◆ DATA SECTION ◆
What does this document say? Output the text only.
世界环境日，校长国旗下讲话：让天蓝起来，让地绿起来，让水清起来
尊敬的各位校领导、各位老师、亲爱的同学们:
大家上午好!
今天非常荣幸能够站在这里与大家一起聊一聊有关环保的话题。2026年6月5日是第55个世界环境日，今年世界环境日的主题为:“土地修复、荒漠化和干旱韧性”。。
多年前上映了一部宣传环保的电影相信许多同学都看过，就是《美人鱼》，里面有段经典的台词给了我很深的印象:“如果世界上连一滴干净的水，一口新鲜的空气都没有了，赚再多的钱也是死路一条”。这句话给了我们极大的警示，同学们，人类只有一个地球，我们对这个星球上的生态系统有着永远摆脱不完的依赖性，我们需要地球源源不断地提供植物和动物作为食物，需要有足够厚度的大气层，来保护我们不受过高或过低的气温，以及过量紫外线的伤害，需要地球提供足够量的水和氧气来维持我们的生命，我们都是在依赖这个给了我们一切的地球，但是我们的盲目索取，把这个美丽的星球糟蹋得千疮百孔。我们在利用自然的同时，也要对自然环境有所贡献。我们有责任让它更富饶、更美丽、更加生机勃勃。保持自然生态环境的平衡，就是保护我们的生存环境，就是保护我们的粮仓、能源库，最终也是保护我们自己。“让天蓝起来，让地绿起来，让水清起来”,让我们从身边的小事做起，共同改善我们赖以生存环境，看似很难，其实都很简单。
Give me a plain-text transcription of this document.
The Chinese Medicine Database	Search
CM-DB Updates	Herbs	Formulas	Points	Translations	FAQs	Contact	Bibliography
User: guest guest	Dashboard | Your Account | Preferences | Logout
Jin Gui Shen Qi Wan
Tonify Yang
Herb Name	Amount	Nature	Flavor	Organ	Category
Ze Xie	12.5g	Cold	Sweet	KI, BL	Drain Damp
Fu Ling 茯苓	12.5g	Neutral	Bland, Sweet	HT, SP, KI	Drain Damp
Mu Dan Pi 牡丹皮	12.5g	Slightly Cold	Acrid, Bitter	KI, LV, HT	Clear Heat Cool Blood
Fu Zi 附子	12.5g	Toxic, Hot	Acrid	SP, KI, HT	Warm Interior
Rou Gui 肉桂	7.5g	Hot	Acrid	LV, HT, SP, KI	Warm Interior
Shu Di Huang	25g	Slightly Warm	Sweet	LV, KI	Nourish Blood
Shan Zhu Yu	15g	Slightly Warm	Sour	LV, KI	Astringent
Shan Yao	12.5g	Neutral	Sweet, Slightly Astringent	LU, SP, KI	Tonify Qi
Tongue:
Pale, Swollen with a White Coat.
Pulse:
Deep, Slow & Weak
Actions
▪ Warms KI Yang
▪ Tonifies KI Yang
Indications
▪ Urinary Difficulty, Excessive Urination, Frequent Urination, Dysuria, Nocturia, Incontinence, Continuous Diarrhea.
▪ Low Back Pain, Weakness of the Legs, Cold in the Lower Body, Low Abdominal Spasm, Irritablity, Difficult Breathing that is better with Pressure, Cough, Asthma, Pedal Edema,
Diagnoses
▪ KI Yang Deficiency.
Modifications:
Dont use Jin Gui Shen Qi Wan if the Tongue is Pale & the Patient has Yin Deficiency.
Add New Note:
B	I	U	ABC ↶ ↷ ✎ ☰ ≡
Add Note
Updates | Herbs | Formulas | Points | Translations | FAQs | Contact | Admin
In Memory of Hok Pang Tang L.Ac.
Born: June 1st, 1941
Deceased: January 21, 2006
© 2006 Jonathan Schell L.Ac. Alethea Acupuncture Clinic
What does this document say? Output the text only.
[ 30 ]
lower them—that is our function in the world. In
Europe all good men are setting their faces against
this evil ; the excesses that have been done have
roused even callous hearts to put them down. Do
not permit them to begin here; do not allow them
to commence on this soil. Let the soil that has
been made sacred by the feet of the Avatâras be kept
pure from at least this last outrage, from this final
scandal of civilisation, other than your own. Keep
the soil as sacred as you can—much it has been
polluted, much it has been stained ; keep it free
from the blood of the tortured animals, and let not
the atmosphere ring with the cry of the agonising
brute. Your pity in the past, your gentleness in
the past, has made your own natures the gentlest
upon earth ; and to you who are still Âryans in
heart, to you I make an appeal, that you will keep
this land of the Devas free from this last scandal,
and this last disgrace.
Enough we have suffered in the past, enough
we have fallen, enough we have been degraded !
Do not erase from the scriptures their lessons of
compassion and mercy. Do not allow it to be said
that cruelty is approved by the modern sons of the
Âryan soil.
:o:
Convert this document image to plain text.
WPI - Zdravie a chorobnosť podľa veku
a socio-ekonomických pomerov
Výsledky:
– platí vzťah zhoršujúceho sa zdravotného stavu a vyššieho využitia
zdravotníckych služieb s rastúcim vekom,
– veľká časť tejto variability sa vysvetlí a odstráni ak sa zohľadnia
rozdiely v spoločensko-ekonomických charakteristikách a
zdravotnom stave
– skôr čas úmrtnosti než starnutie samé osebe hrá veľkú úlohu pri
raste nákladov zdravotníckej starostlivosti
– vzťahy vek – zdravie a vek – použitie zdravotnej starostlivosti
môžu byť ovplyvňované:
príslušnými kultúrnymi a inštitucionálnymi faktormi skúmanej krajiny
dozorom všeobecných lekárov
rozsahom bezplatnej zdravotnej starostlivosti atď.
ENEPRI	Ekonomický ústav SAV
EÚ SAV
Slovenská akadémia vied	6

◆ TASK GOAL ◆
Count how many lines above carry the word "with". Only the number is required.

◆ COMPLETED EXERCISE ◆
3